Exercise requirements
All of the lines below are to be transcribed faithfully, with pictures excluded from the copy.

— START OF Dataset content —

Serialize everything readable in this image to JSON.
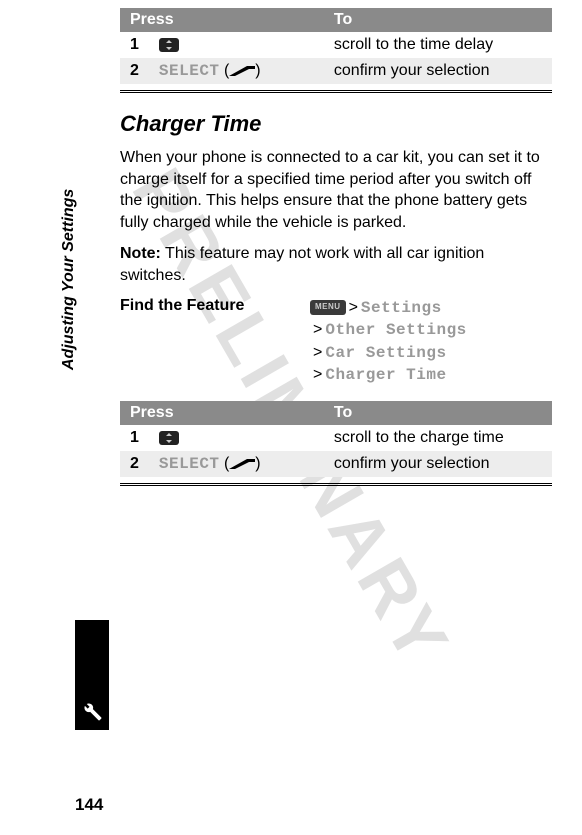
{
  "watermark": "PRELIMINARY",
  "sidebar_title": "Adjusting Your Settings",
  "page_number": "144",
  "table1": {
    "header_press": "Press",
    "header_to": "To",
    "row1": {
      "step": "1",
      "to": "scroll to the time delay"
    },
    "row2": {
      "step": "2",
      "key": "SELECT",
      "to": "confirm your selection"
    }
  },
  "section_title": "Charger Time",
  "paragraph1": "When your phone is connected to a car kit, you can set it to charge itself for a specified time period after you switch off the ignition. This helps ensure that the phone battery gets fully charged while the vehicle is parked.",
  "note_label": "Note:",
  "note_text": " This feature may not work with all car ignition switches.",
  "find_feature_label": "Find the Feature",
  "menu_key_label": "MENU",
  "menu_path": {
    "item1": "Settings",
    "item2": "Other Settings",
    "item3": "Car Settings",
    "item4": "Charger Time"
  },
  "table2": {
    "header_press": "Press",
    "header_to": "To",
    "row1": {
      "step": "1",
      "to": "scroll to the charge time"
    },
    "row2": {
      "step": "2",
      "key": "SELECT",
      "to": "confirm your selection"
    }
  }
}
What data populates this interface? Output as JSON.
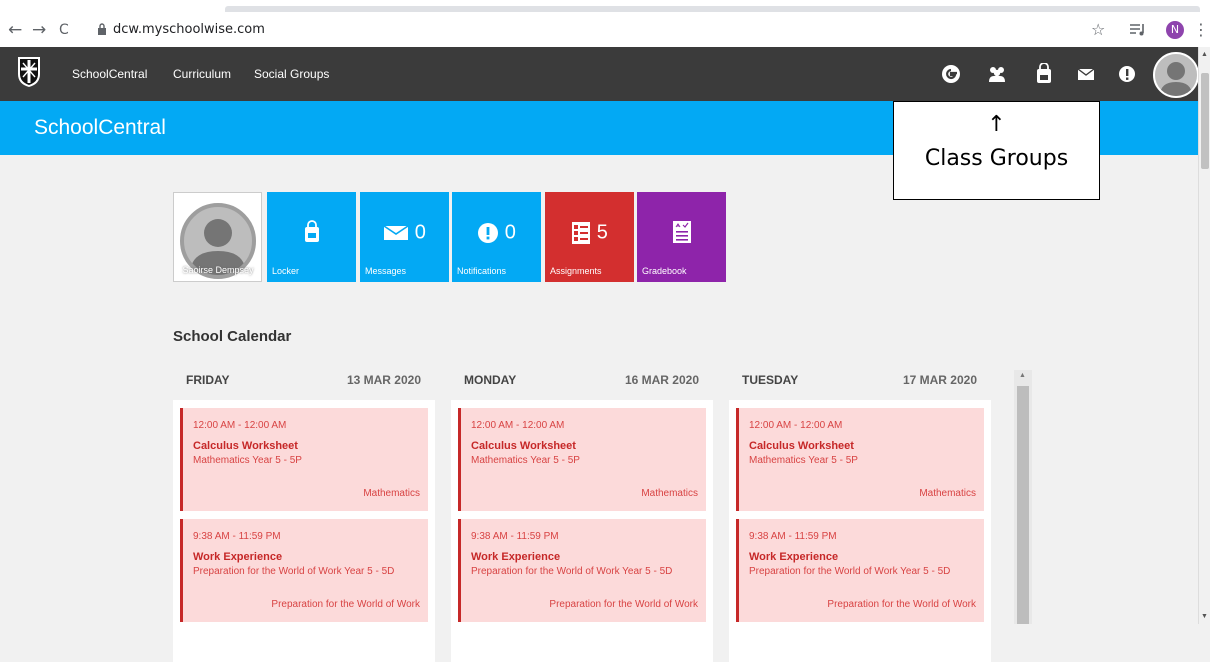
{
  "browser": {
    "back": "←",
    "forward": "→",
    "reload": "C",
    "url": "dcw.myschoolwise.com",
    "star": "☆",
    "menu": "⋮",
    "profile_initial": "N"
  },
  "nav": {
    "links": [
      "SchoolCentral",
      "Curriculum",
      "Social Groups"
    ],
    "icons": [
      "google-icon",
      "class-groups-icon",
      "locker-icon",
      "messages-icon",
      "notifications-icon"
    ]
  },
  "header": {
    "title": "SchoolCentral"
  },
  "annotation": {
    "arrow": "↑",
    "label": "Class Groups"
  },
  "tiles": {
    "profile_name": "Saoirse Dempsey",
    "locker": {
      "label": "Locker"
    },
    "messages": {
      "label": "Messages",
      "count": "0"
    },
    "notifications": {
      "label": "Notifications",
      "count": "0"
    },
    "assignments": {
      "label": "Assignments",
      "count": "5"
    },
    "gradebook": {
      "label": "Gradebook"
    }
  },
  "colors": {
    "tile_blue": "#03a9f4",
    "tile_red": "#d32f2f",
    "tile_purple": "#8e24aa",
    "nav_dark": "#3b3b3b",
    "event_pink": "#fcdada"
  },
  "calendar": {
    "heading": "School Calendar",
    "days": [
      {
        "name": "FRIDAY",
        "date": "13 MAR 2020",
        "events": [
          {
            "time": "12:00 AM - 12:00 AM",
            "title": "Calculus Worksheet",
            "class": "Mathematics Year 5 - 5P",
            "subject": "Mathematics"
          },
          {
            "time": "9:38 AM - 11:59 PM",
            "title": "Work Experience",
            "class": "Preparation for the World of Work Year 5 - 5D",
            "subject": "Preparation for the World of Work"
          }
        ]
      },
      {
        "name": "MONDAY",
        "date": "16 MAR 2020",
        "events": [
          {
            "time": "12:00 AM - 12:00 AM",
            "title": "Calculus Worksheet",
            "class": "Mathematics Year 5 - 5P",
            "subject": "Mathematics"
          },
          {
            "time": "9:38 AM - 11:59 PM",
            "title": "Work Experience",
            "class": "Preparation for the World of Work Year 5 - 5D",
            "subject": "Preparation for the World of Work"
          }
        ]
      },
      {
        "name": "TUESDAY",
        "date": "17 MAR 2020",
        "events": [
          {
            "time": "12:00 AM - 12:00 AM",
            "title": "Calculus Worksheet",
            "class": "Mathematics Year 5 - 5P",
            "subject": "Mathematics"
          },
          {
            "time": "9:38 AM - 11:59 PM",
            "title": "Work Experience",
            "class": "Preparation for the World of Work Year 5 - 5D",
            "subject": "Preparation for the World of Work"
          }
        ]
      }
    ]
  }
}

— END OF Dataset content —

Result of the task
Serialize everything readable in this image to JSON.
{
  "watermark": "PRELIMINARY",
  "sidebar_title": "Adjusting Your Settings",
  "page_number": "144",
  "table1": {
    "header_press": "Press",
    "header_to": "To",
    "row1": {
      "step": "1",
      "to": "scroll to the time delay"
    },
    "row2": {
      "step": "2",
      "key": "SELECT",
      "to": "confirm your selection"
    }
  },
  "section_title": "Charger Time",
  "paragraph1": "When your phone is connected to a car kit, you can set it to charge itself for a specified time period after you switch off the ignition. This helps ensure that the phone battery gets fully charged while the vehicle is parked.",
  "note_label": "Note:",
  "note_text": " This feature may not work with all car ignition switches.",
  "find_feature_label": "Find the Feature",
  "menu_key_label": "MENU",
  "menu_path": {
    "item1": "Settings",
    "item2": "Other Settings",
    "item3": "Car Settings",
    "item4": "Charger Time"
  },
  "table2": {
    "header_press": "Press",
    "header_to": "To",
    "row1": {
      "step": "1",
      "to": "scroll to the charge time"
    },
    "row2": {
      "step": "2",
      "key": "SELECT",
      "to": "confirm your selection"
    }
  }
}
What data populates this interface? Output as JSON.
{
  "browser": {
    "back": "←",
    "forward": "→",
    "reload": "C",
    "url": "dcw.myschoolwise.com",
    "star": "☆",
    "menu": "⋮",
    "profile_initial": "N"
  },
  "nav": {
    "links": [
      "SchoolCentral",
      "Curriculum",
      "Social Groups"
    ],
    "icons": [
      "google-icon",
      "class-groups-icon",
      "locker-icon",
      "messages-icon",
      "notifications-icon"
    ]
  },
  "header": {
    "title": "SchoolCentral"
  },
  "annotation": {
    "arrow": "↑",
    "label": "Class Groups"
  },
  "tiles": {
    "profile_name": "Saoirse Dempsey",
    "locker": {
      "label": "Locker"
    },
    "messages": {
      "label": "Messages",
      "count": "0"
    },
    "notifications": {
      "label": "Notifications",
      "count": "0"
    },
    "assignments": {
      "label": "Assignments",
      "count": "5"
    },
    "gradebook": {
      "label": "Gradebook"
    }
  },
  "colors": {
    "tile_blue": "#03a9f4",
    "tile_red": "#d32f2f",
    "tile_purple": "#8e24aa",
    "nav_dark": "#3b3b3b",
    "event_pink": "#fcdada"
  },
  "calendar": {
    "heading": "School Calendar",
    "days": [
      {
        "name": "FRIDAY",
        "date": "13 MAR 2020",
        "events": [
          {
            "time": "12:00 AM - 12:00 AM",
            "title": "Calculus Worksheet",
            "class": "Mathematics Year 5 - 5P",
            "subject": "Mathematics"
          },
          {
            "time": "9:38 AM - 11:59 PM",
            "title": "Work Experience",
            "class": "Preparation for the World of Work Year 5 - 5D",
            "subject": "Preparation for the World of Work"
          }
        ]
      },
      {
        "name": "MONDAY",
        "date": "16 MAR 2020",
        "events": [
          {
            "time": "12:00 AM - 12:00 AM",
            "title": "Calculus Worksheet",
            "class": "Mathematics Year 5 - 5P",
            "subject": "Mathematics"
          },
          {
            "time": "9:38 AM - 11:59 PM",
            "title": "Work Experience",
            "class": "Preparation for the World of Work Year 5 - 5D",
            "subject": "Preparation for the World of Work"
          }
        ]
      },
      {
        "name": "TUESDAY",
        "date": "17 MAR 2020",
        "events": [
          {
            "time": "12:00 AM - 12:00 AM",
            "title": "Calculus Worksheet",
            "class": "Mathematics Year 5 - 5P",
            "subject": "Mathematics"
          },
          {
            "time": "9:38 AM - 11:59 PM",
            "title": "Work Experience",
            "class": "Preparation for the World of Work Year 5 - 5D",
            "subject": "Preparation for the World of Work"
          }
        ]
      }
    ]
  }
}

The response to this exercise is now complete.